━━━━━ Quoted text ━━━━━

Model: "transformer_seq2seq_classifier"
_________________________________________________________________
Layer (type)                 Output Shape              Param #   
encoder (Encoder)            multiple                  23991808  
_________________________________________________________________
dense_7 (Dense)              multiple                  513       
Total params: 23,992,321
Trainable params: 23,992,321
Non-trainable params: 0
_________________________________________________________________


In [15]:
model.load_weights("/kaggle/input/riid-model-0/best-model.h5")

### Dataset

#### Question df

In [16]:
questions_df = pd.read_csv("/kaggle/input/riiid-test-answer-prediction/questions.csv", usecols=[0,3], index_col="question_id")

#### Test API

In [17]:
import riiideducation

# You can only call make_env() once, so don't lose it!

━━━━━ Data section ━━━━━

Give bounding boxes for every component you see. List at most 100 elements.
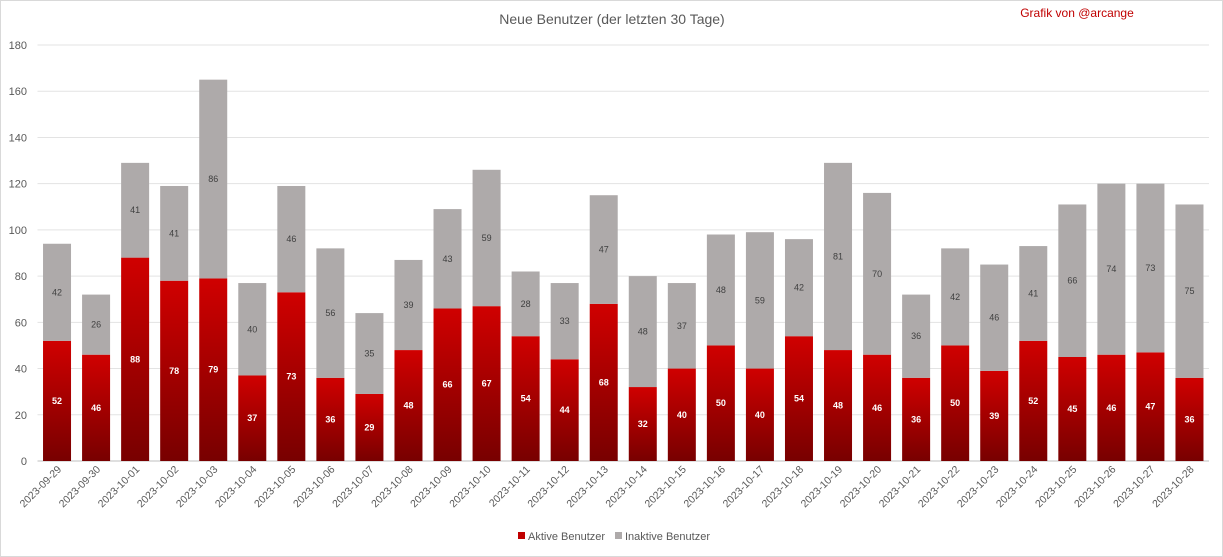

━━━━━

- _Prompt_
From the notebook excerpt, list each parameter-count line in the model summary with its value. The data on this page plays no part in this exercise.

- _Output below_
- Total params: 23,992,321
- Trainable params: 23,992,321
- Non-trainable params: 0